# Records
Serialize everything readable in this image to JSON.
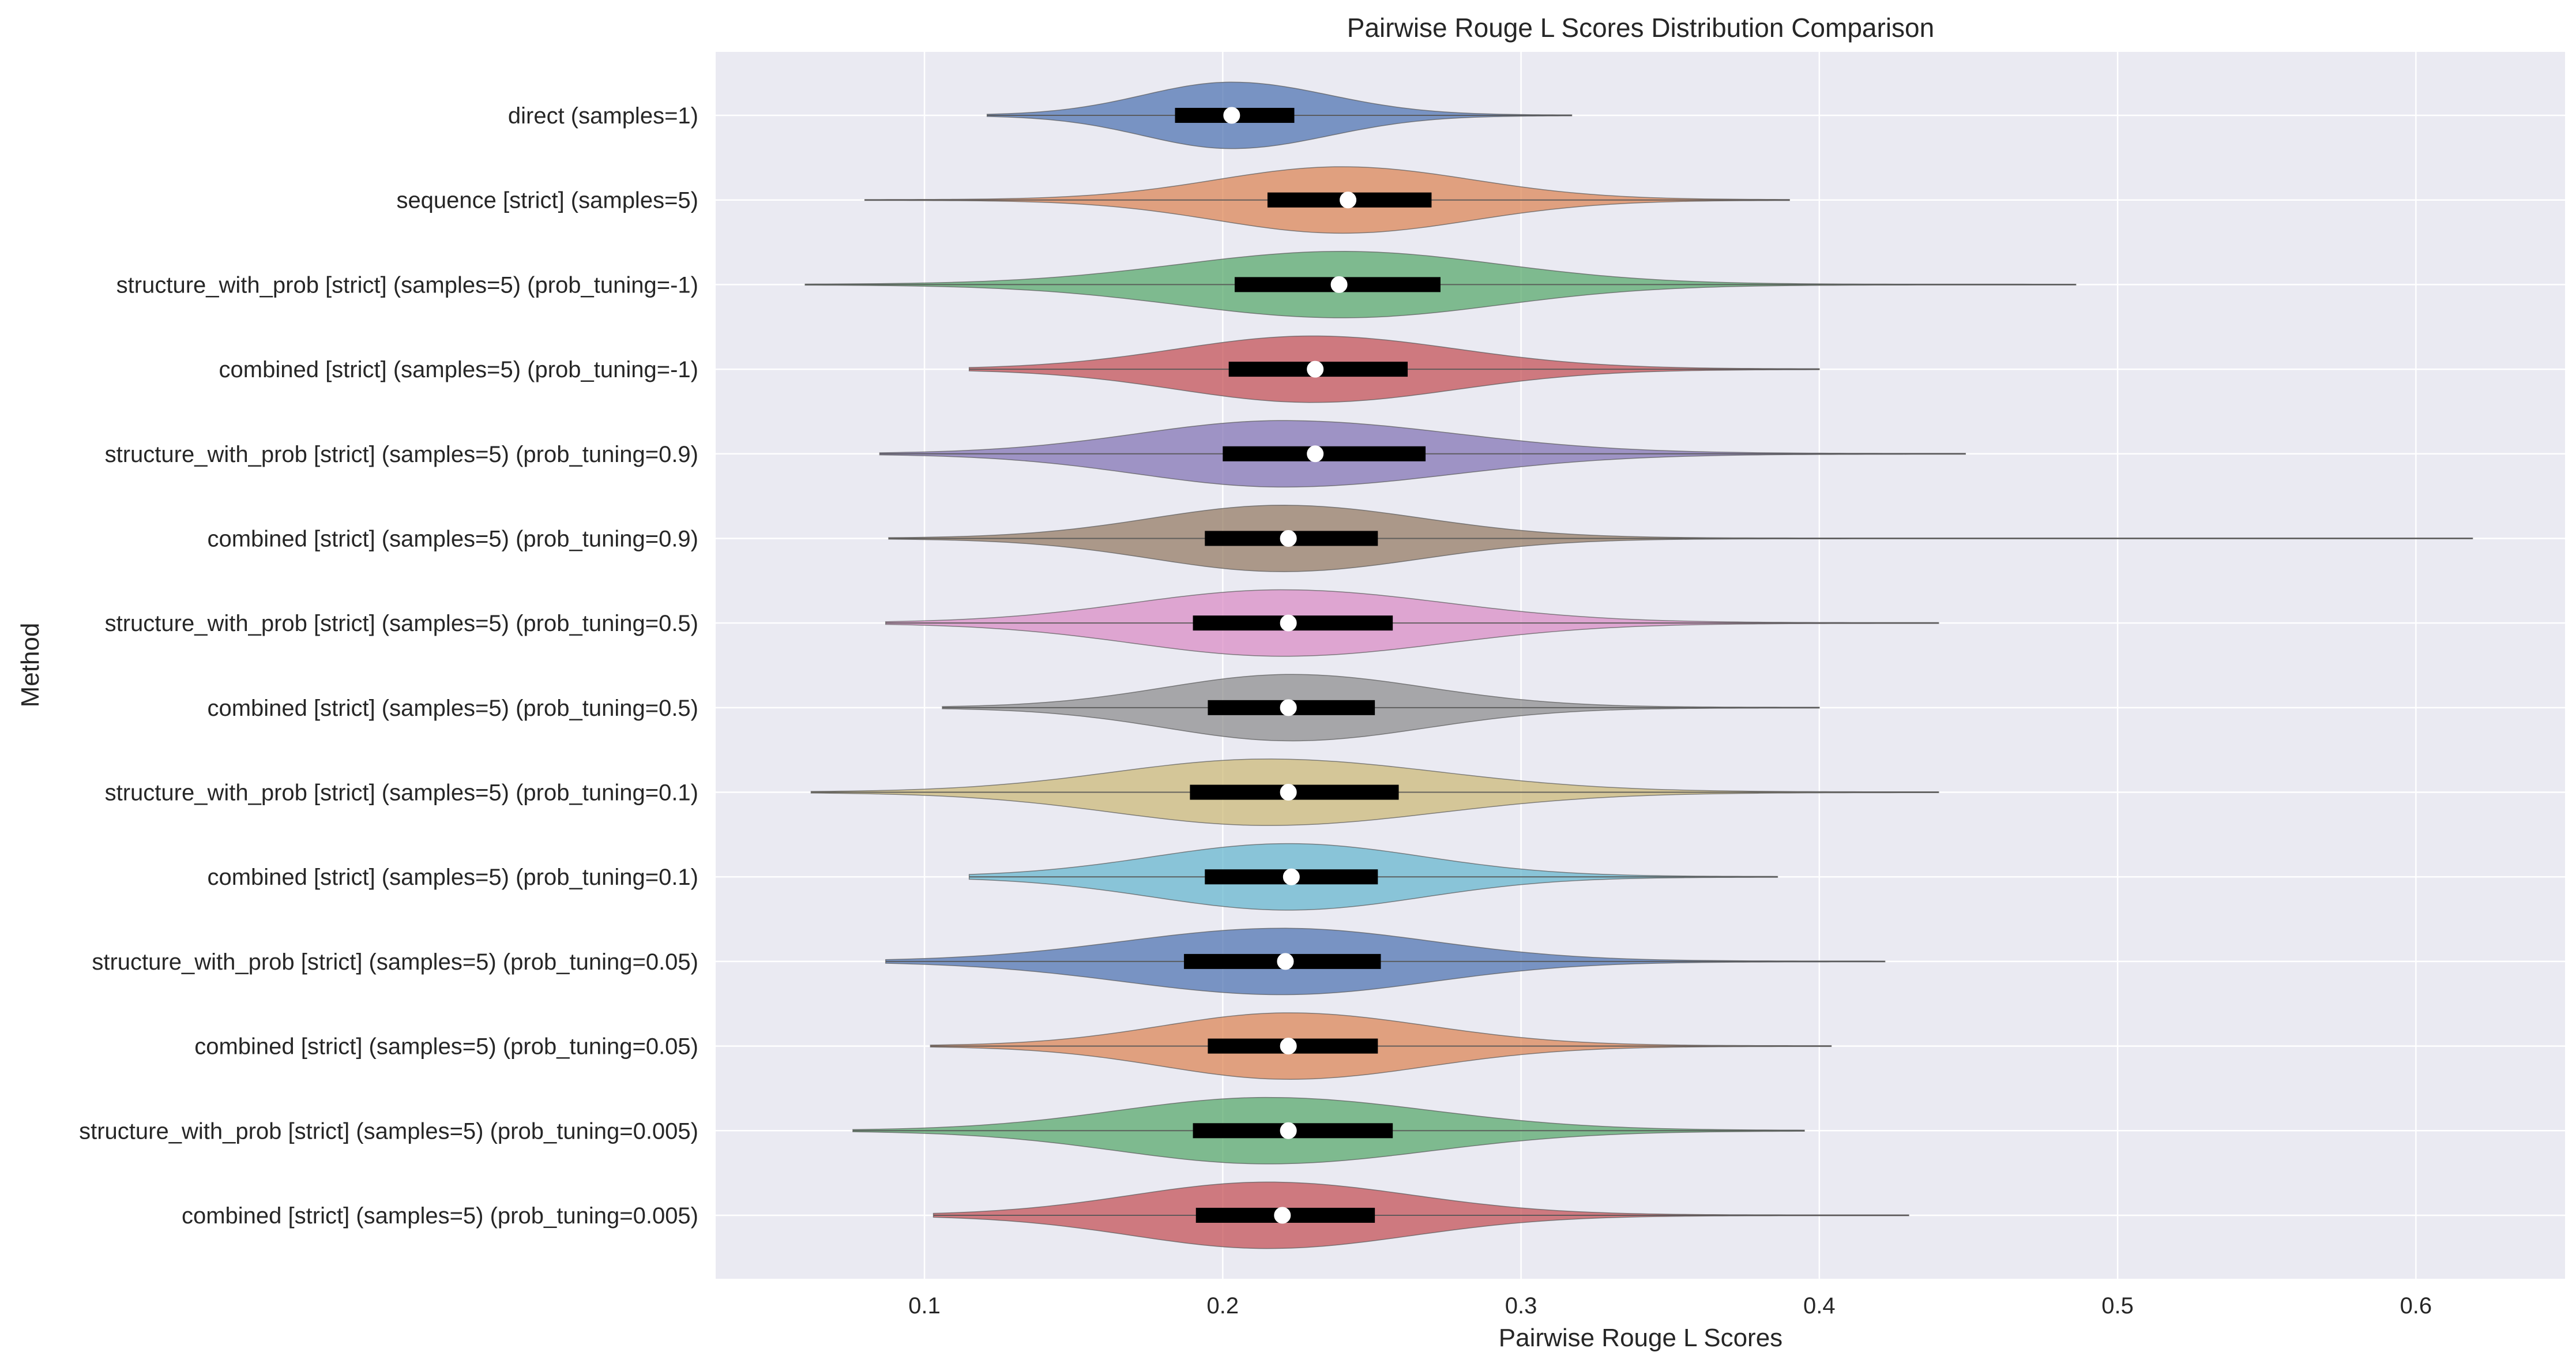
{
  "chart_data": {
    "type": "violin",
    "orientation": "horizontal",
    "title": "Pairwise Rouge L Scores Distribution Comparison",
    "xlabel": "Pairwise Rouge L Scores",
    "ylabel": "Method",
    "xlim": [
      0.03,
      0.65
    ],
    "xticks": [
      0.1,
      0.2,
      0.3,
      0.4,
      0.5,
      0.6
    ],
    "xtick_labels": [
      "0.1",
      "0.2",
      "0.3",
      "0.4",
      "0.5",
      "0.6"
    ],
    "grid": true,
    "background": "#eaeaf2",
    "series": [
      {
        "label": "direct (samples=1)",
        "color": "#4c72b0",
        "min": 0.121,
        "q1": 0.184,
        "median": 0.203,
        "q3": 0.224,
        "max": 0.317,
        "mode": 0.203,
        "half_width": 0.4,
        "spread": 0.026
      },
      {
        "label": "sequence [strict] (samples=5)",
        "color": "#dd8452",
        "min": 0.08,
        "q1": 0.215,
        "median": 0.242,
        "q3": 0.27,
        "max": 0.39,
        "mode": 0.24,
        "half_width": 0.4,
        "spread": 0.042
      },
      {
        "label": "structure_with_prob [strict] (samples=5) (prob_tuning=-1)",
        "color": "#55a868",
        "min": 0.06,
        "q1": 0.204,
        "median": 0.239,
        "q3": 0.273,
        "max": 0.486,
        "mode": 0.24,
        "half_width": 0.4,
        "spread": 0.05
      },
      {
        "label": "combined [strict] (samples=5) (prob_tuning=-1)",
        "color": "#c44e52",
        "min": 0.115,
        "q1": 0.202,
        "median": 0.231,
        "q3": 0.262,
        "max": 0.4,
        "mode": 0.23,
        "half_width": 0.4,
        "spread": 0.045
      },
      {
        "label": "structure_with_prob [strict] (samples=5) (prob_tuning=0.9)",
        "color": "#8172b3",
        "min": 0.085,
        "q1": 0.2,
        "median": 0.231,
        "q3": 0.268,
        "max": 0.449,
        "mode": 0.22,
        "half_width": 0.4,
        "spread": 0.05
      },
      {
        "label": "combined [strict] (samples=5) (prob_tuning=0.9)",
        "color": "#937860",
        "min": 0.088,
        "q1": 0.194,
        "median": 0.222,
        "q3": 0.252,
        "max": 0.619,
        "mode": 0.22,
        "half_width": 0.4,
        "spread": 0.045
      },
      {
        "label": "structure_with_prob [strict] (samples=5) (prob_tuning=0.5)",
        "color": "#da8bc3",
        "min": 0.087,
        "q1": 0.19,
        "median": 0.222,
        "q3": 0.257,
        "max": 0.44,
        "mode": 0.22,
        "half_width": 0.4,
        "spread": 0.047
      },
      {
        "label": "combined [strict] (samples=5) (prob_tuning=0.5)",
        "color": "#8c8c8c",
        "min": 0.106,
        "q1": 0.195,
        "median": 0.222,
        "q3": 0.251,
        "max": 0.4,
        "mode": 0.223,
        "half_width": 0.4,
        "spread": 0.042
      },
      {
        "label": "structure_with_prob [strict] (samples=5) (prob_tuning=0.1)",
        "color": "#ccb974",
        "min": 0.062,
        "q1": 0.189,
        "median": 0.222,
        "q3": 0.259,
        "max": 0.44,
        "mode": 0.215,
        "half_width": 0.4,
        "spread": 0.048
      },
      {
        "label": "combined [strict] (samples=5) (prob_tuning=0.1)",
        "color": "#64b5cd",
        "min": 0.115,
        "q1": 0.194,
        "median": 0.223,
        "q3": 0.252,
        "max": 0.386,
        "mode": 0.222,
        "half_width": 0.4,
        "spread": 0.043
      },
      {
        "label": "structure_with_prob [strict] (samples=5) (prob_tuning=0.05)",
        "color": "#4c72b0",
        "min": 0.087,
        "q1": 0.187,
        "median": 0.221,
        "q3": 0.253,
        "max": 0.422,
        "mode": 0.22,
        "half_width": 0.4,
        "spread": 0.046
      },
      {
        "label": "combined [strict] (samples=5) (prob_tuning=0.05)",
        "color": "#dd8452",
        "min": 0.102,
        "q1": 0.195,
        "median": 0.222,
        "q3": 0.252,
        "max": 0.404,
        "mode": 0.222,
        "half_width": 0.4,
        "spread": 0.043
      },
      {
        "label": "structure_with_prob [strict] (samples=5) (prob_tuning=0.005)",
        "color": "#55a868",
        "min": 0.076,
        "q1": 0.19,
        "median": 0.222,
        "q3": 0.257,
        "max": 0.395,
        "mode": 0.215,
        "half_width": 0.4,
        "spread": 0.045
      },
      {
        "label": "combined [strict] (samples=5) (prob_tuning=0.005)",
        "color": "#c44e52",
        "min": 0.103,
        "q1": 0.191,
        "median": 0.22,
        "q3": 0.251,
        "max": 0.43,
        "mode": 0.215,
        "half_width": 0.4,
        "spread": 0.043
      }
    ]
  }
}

# DO THIS
Pick out each line that holds the string "Rouge".

# WRITTEN RESPONSE
    "title": "Pairwise Rouge L Scores Distribution Comparison",
    "xlabel": "Pairwise Rouge L Scores",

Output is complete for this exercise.